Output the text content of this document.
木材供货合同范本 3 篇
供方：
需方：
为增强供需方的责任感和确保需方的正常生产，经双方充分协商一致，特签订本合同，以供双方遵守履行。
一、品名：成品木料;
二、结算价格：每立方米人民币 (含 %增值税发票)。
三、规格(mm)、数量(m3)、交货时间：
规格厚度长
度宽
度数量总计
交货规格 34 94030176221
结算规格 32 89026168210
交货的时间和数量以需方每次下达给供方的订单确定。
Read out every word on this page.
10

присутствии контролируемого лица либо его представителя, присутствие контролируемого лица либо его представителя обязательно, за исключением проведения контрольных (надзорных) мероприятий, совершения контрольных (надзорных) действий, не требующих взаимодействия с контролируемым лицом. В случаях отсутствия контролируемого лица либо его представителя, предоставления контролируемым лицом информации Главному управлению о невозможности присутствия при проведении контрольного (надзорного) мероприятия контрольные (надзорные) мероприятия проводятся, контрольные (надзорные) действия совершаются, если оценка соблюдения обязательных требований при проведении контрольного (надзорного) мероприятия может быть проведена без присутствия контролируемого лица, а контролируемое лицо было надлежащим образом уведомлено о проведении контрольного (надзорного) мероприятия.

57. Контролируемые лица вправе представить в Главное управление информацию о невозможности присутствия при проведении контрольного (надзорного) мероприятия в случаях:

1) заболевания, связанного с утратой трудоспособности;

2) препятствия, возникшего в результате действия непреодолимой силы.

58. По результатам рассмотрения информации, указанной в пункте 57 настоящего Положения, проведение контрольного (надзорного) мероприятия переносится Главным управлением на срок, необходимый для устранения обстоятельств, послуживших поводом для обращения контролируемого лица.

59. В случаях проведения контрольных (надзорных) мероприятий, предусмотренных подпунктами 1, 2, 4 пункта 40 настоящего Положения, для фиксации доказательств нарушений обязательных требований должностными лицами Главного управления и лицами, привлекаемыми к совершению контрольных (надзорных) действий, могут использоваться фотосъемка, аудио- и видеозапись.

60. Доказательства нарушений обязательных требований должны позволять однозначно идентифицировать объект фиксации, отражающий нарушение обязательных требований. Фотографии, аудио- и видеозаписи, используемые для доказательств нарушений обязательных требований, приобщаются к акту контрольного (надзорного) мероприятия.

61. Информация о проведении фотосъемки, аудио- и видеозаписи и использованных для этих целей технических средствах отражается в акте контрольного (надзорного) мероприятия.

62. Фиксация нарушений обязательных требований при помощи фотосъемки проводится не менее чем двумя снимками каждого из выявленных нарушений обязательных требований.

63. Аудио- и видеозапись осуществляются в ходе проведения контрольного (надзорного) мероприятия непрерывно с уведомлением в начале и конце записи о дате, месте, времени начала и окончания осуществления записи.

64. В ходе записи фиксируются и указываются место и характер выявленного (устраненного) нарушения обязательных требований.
###
**Aim of the exercise:** Count the lines in the entries that hold the word "this", and give nothing but the total.

**Reply to the exercise:** 2